# EXERCISE DETAILS:
Can all of these lines be returned exactly?

Dataset records
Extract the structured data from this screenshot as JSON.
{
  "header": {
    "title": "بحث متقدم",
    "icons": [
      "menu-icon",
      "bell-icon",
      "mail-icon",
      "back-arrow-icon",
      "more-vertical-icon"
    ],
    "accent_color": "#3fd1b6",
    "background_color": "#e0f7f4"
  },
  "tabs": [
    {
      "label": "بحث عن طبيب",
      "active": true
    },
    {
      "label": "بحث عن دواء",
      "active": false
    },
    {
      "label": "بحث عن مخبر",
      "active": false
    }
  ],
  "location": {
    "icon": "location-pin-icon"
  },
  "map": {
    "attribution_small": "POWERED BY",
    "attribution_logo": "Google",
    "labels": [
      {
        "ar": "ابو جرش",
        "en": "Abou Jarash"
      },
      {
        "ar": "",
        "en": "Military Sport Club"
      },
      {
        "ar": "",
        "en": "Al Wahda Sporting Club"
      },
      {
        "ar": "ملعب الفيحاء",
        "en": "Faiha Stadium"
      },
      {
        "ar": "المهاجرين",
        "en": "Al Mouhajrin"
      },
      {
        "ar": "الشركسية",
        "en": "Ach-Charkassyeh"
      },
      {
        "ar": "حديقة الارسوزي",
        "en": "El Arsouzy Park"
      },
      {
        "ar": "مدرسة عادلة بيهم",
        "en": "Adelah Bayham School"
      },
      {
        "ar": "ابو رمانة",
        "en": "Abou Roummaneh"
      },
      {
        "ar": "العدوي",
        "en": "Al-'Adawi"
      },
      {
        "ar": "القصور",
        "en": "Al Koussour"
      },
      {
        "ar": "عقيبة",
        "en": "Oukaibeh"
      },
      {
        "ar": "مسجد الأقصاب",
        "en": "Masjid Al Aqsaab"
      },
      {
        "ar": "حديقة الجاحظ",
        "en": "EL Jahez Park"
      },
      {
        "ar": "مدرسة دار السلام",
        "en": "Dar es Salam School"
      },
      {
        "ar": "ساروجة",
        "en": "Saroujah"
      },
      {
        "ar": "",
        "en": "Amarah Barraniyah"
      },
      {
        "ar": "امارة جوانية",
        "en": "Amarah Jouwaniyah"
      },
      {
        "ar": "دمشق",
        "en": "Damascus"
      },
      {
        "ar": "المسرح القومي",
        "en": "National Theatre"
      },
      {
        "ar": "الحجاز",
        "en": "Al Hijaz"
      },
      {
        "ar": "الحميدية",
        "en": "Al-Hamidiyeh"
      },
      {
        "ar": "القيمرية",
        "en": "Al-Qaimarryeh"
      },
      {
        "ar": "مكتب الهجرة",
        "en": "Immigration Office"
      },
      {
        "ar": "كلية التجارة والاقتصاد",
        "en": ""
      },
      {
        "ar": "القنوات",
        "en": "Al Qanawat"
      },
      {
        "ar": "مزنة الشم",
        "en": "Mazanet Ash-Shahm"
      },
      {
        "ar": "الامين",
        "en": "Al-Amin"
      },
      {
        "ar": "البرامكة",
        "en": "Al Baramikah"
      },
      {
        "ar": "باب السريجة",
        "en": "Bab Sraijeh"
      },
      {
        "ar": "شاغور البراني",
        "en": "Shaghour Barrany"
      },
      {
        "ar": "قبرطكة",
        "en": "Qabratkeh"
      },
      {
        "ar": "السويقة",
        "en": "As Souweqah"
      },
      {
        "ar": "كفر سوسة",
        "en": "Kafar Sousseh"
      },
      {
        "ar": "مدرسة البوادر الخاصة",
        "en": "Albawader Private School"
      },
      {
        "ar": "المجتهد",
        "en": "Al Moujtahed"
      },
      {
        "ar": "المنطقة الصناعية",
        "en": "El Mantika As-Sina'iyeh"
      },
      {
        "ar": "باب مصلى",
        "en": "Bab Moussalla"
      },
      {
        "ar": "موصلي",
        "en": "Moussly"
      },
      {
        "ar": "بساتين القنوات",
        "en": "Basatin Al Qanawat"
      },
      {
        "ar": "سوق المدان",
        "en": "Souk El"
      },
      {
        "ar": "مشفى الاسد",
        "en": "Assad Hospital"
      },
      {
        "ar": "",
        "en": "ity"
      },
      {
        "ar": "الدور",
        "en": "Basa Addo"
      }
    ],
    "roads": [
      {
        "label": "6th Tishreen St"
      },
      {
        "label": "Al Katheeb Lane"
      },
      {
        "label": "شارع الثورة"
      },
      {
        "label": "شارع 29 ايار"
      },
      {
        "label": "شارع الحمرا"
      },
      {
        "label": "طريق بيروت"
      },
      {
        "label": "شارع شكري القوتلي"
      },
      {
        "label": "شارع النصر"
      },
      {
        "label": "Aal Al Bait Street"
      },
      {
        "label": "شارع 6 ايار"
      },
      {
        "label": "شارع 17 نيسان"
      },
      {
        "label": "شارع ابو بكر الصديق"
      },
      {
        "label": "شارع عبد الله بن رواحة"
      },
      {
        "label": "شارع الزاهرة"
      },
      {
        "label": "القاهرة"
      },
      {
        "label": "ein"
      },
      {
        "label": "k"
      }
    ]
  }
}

# SOLUTION FOR THIS TASK:
Extract the structured data from this screenshot as JSON.
{
  "header": {
    "title": "بحث متقدم",
    "icons": [
      "menu-icon",
      "bell-icon",
      "mail-icon",
      "back-arrow-icon",
      "more-vertical-icon"
    ],
    "accent_color": "#3fd1b6",
    "background_color": "#e0f7f4"
  },
  "tabs": [
    {
      "label": "بحث عن طبيب",
      "active": true
    },
    {
      "label": "بحث عن دواء",
      "active": false
    },
    {
      "label": "بحث عن مخبر",
      "active": false
    }
  ],
  "location": {
    "icon": "location-pin-icon"
  },
  "map": {
    "attribution_small": "POWERED BY",
    "attribution_logo": "Google",
    "labels": [
      {
        "ar": "ابو جرش",
        "en": "Abou Jarash"
      },
      {
        "ar": "",
        "en": "Military Sport Club"
      },
      {
        "ar": "",
        "en": "Al Wahda Sporting Club"
      },
      {
        "ar": "ملعب الفيحاء",
        "en": "Faiha Stadium"
      },
      {
        "ar": "المهاجرين",
        "en": "Al Mouhajrin"
      },
      {
        "ar": "الشركسية",
        "en": "Ach-Charkassyeh"
      },
      {
        "ar": "حديقة الارسوزي",
        "en": "El Arsouzy Park"
      },
      {
        "ar": "مدرسة عادلة بيهم",
        "en": "Adelah Bayham School"
      },
      {
        "ar": "ابو رمانة",
        "en": "Abou Roummaneh"
      },
      {
        "ar": "العدوي",
        "en": "Al-'Adawi"
      },
      {
        "ar": "القصور",
        "en": "Al Koussour"
      },
      {
        "ar": "عقيبة",
        "en": "Oukaibeh"
      },
      {
        "ar": "مسجد الأقصاب",
        "en": "Masjid Al Aqsaab"
      },
      {
        "ar": "حديقة الجاحظ",
        "en": "EL Jahez Park"
      },
      {
        "ar": "مدرسة دار السلام",
        "en": "Dar es Salam School"
      },
      {
        "ar": "ساروجة",
        "en": "Saroujah"
      },
      {
        "ar": "",
        "en": "Amarah Barraniyah"
      },
      {
        "ar": "امارة جوانية",
        "en": "Amarah Jouwaniyah"
      },
      {
        "ar": "دمشق",
        "en": "Damascus"
      },
      {
        "ar": "المسرح القومي",
        "en": "National Theatre"
      },
      {
        "ar": "الحجاز",
        "en": "Al Hijaz"
      },
      {
        "ar": "الحميدية",
        "en": "Al-Hamidiyeh"
      },
      {
        "ar": "القيمرية",
        "en": "Al-Qaimarryeh"
      },
      {
        "ar": "مكتب الهجرة",
        "en": "Immigration Office"
      },
      {
        "ar": "كلية التجارة والاقتصاد",
        "en": ""
      },
      {
        "ar": "القنوات",
        "en": "Al Qanawat"
      },
      {
        "ar": "مزنة الشم",
        "en": "Mazanet Ash-Shahm"
      },
      {
        "ar": "الامين",
        "en": "Al-Amin"
      },
      {
        "ar": "البرامكة",
        "en": "Al Baramikah"
      },
      {
        "ar": "باب السريجة",
        "en": "Bab Sraijeh"
      },
      {
        "ar": "شاغور البراني",
        "en": "Shaghour Barrany"
      },
      {
        "ar": "قبرطكة",
        "en": "Qabratkeh"
      },
      {
        "ar": "السويقة",
        "en": "As Souweqah"
      },
      {
        "ar": "كفر سوسة",
        "en": "Kafar Sousseh"
      },
      {
        "ar": "مدرسة البوادر الخاصة",
        "en": "Albawader Private School"
      },
      {
        "ar": "المجتهد",
        "en": "Al Moujtahed"
      },
      {
        "ar": "المنطقة الصناعية",
        "en": "El Mantika As-Sina'iyeh"
      },
      {
        "ar": "باب مصلى",
        "en": "Bab Moussalla"
      },
      {
        "ar": "موصلي",
        "en": "Moussly"
      },
      {
        "ar": "بساتين القنوات",
        "en": "Basatin Al Qanawat"
      },
      {
        "ar": "سوق المدان",
        "en": "Souk El"
      },
      {
        "ar": "مشفى الاسد",
        "en": "Assad Hospital"
      },
      {
        "ar": "",
        "en": "ity"
      },
      {
        "ar": "الدور",
        "en": "Basa Addo"
      }
    ],
    "roads": [
      {
        "label": "6th Tishreen St"
      },
      {
        "label": "Al Katheeb Lane"
      },
      {
        "label": "شارع الثورة"
      },
      {
        "label": "شارع 29 ايار"
      },
      {
        "label": "شارع الحمرا"
      },
      {
        "label": "طريق بيروت"
      },
      {
        "label": "شارع شكري القوتلي"
      },
      {
        "label": "شارع النصر"
      },
      {
        "label": "Aal Al Bait Street"
      },
      {
        "label": "شارع 6 ايار"
      },
      {
        "label": "شارع 17 نيسان"
      },
      {
        "label": "شارع ابو بكر الصديق"
      },
      {
        "label": "شارع عبد الله بن رواحة"
      },
      {
        "label": "شارع الزاهرة"
      },
      {
        "label": "القاهرة"
      },
      {
        "label": "ein"
      },
      {
        "label": "k"
      }
    ]
  }
}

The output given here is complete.